Go through the listing and return every line with "type" in it.

Excerpts from a figure dataset:
────

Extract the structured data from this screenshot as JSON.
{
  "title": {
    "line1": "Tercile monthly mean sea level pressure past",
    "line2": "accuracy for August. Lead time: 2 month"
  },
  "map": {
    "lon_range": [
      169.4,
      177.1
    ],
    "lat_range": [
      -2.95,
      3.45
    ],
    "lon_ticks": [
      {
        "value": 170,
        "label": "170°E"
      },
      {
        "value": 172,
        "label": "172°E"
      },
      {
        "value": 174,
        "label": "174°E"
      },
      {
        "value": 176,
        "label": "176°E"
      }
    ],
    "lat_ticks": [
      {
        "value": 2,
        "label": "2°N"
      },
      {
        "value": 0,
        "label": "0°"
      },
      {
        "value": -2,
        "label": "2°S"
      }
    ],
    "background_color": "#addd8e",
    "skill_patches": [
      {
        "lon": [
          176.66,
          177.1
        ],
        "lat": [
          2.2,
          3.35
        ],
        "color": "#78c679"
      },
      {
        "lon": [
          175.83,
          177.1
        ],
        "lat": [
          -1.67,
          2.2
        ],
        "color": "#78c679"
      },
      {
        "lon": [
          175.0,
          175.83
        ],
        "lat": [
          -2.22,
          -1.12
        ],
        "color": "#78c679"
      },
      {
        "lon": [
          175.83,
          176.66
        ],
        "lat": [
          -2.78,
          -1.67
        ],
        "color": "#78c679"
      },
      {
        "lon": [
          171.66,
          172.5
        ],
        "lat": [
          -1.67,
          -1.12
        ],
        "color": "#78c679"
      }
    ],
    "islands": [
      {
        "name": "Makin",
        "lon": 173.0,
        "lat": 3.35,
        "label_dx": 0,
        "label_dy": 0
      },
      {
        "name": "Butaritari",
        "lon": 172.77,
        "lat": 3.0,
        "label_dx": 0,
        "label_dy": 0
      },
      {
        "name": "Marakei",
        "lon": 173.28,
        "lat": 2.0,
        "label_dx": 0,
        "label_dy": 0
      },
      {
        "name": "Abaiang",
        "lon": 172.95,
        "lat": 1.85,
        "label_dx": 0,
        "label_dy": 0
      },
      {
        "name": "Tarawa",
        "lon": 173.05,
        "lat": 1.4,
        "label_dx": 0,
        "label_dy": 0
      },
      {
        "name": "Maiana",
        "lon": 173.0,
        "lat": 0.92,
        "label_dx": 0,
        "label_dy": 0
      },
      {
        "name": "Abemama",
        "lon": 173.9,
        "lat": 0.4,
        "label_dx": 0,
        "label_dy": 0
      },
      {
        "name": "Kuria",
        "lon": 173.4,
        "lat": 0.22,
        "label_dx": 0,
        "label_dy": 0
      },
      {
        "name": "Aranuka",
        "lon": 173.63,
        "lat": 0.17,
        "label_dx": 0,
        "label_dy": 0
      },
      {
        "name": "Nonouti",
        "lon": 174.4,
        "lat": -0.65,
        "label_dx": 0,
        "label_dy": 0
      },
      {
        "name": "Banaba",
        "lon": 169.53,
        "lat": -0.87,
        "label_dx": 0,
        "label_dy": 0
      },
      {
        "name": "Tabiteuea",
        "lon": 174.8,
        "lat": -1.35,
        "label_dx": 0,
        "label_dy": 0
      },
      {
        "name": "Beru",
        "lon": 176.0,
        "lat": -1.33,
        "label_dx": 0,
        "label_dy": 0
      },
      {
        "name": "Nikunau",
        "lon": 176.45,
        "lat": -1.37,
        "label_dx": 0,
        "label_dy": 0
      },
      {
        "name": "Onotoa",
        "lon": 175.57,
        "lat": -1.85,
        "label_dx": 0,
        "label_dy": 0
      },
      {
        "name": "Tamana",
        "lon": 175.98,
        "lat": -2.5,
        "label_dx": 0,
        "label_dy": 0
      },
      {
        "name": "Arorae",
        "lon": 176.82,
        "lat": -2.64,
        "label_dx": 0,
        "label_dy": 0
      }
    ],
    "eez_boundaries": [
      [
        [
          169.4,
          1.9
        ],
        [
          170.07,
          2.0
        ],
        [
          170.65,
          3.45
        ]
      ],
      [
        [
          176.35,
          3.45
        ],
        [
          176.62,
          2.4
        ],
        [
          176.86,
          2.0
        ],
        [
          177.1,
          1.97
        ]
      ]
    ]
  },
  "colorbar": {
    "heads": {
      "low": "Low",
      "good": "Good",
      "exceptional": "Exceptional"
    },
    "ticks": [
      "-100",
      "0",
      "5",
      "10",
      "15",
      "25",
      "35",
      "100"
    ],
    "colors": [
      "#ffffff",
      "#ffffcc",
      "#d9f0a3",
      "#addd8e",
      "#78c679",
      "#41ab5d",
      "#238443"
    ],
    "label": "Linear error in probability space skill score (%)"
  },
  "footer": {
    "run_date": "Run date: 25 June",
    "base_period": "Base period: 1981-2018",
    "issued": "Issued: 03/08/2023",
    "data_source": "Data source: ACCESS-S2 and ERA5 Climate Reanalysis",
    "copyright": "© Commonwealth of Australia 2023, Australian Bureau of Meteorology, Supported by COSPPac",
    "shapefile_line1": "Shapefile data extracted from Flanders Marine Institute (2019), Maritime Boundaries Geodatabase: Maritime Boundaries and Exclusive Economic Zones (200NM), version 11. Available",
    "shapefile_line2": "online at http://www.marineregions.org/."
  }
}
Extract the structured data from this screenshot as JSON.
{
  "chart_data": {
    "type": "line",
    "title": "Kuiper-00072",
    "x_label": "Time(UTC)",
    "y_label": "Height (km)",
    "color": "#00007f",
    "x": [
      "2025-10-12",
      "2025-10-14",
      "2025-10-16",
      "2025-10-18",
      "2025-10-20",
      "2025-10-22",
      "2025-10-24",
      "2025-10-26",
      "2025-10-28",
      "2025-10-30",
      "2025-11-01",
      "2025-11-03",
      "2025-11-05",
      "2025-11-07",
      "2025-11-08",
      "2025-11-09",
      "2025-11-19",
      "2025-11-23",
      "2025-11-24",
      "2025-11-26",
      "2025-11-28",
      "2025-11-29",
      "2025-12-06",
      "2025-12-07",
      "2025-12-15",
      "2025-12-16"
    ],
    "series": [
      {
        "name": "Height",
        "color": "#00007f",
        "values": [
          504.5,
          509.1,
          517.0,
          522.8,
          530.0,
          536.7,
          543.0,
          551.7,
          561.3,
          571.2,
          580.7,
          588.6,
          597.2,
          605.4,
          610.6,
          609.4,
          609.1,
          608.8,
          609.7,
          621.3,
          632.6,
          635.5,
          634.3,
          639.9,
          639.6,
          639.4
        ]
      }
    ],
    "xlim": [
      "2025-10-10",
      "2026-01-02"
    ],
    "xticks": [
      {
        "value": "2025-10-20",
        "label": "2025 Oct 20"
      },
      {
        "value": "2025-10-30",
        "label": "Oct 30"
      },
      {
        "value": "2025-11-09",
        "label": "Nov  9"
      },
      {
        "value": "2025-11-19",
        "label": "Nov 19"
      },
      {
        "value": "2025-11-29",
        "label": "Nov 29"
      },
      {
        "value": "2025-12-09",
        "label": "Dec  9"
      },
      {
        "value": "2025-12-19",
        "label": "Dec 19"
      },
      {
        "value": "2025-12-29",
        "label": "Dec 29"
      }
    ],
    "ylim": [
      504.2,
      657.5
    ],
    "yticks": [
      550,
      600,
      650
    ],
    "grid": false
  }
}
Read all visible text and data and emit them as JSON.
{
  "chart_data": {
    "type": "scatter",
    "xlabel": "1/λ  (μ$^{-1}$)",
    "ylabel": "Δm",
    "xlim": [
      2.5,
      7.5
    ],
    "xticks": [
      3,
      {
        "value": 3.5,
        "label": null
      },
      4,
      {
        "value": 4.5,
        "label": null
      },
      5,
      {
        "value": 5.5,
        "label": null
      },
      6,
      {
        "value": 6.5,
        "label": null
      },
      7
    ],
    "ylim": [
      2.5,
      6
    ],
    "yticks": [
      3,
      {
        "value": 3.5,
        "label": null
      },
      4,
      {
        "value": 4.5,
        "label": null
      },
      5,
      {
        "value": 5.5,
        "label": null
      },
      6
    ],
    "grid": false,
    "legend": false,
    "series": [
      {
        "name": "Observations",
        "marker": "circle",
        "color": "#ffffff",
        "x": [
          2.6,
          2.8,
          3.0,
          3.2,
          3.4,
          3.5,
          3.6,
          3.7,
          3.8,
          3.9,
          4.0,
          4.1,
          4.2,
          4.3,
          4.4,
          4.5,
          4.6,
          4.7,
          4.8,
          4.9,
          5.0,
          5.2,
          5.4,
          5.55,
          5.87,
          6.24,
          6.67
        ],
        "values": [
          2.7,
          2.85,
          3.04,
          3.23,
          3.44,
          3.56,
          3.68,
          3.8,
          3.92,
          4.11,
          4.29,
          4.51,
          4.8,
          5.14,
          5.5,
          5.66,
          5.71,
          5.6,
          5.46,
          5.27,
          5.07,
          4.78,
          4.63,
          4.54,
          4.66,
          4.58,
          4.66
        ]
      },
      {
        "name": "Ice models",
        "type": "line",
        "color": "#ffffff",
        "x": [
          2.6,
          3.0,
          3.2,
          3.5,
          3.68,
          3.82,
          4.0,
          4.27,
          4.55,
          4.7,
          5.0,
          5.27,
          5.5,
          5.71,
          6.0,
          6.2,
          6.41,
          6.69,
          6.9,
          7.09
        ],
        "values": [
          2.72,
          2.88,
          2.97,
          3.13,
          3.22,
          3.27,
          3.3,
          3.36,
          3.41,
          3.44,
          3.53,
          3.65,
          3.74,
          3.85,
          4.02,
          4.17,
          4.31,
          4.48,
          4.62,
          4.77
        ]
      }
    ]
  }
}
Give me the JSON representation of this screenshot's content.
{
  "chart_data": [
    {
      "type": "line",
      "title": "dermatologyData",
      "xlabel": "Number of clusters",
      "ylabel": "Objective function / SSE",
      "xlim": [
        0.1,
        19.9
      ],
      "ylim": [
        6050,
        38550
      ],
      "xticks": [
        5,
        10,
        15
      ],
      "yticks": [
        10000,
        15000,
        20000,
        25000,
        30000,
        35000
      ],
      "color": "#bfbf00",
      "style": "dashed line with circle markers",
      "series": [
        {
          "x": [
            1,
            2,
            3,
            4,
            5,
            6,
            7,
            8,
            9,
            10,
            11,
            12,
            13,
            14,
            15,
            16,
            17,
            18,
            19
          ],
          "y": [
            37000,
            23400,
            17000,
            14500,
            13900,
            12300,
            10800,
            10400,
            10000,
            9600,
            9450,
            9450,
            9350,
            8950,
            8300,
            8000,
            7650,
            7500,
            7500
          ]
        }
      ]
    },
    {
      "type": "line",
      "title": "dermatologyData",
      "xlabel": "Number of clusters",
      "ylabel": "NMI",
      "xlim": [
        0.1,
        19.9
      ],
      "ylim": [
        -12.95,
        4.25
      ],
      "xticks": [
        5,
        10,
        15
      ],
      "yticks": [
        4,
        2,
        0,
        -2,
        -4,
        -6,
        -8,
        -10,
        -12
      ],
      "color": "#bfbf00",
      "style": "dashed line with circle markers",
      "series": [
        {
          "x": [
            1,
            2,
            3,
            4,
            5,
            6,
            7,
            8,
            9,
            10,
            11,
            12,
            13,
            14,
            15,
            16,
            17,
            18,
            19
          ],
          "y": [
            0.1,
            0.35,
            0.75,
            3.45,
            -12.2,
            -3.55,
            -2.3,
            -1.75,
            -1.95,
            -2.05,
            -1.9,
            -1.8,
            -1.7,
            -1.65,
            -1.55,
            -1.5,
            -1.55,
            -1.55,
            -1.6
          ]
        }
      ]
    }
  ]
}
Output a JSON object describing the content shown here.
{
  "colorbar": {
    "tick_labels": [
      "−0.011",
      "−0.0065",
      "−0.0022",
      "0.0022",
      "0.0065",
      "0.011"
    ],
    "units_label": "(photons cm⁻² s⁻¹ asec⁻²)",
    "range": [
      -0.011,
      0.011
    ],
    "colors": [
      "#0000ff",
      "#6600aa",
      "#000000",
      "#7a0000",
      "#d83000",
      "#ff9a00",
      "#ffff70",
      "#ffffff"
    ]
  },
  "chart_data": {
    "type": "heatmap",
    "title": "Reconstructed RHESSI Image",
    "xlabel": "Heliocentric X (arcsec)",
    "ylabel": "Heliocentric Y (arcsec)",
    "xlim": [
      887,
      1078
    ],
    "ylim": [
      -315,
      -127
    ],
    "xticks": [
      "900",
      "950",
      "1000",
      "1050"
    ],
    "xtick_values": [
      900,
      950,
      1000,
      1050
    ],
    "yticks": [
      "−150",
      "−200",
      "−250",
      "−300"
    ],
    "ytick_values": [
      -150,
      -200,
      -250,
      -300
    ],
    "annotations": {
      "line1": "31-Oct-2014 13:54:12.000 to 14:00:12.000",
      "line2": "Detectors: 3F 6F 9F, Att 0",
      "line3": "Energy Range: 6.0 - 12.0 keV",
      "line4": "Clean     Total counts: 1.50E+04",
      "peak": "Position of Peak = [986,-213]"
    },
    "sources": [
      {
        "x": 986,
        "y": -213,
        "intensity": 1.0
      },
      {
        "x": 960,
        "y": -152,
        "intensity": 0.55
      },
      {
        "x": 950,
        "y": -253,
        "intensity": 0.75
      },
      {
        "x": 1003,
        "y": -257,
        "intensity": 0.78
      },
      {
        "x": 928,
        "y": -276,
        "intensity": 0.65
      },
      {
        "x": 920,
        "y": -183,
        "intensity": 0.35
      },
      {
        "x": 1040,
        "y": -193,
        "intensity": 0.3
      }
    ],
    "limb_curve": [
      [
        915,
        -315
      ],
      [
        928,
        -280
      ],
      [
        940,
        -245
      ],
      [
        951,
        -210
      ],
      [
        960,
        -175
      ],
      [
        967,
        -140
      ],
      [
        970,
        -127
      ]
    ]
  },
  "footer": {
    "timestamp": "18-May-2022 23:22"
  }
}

────

Result ->
    "type": "line",
    "type": "scatter",
        "type": "line",
      "type": "line",
      "type": "line",
    "type": "heatmap",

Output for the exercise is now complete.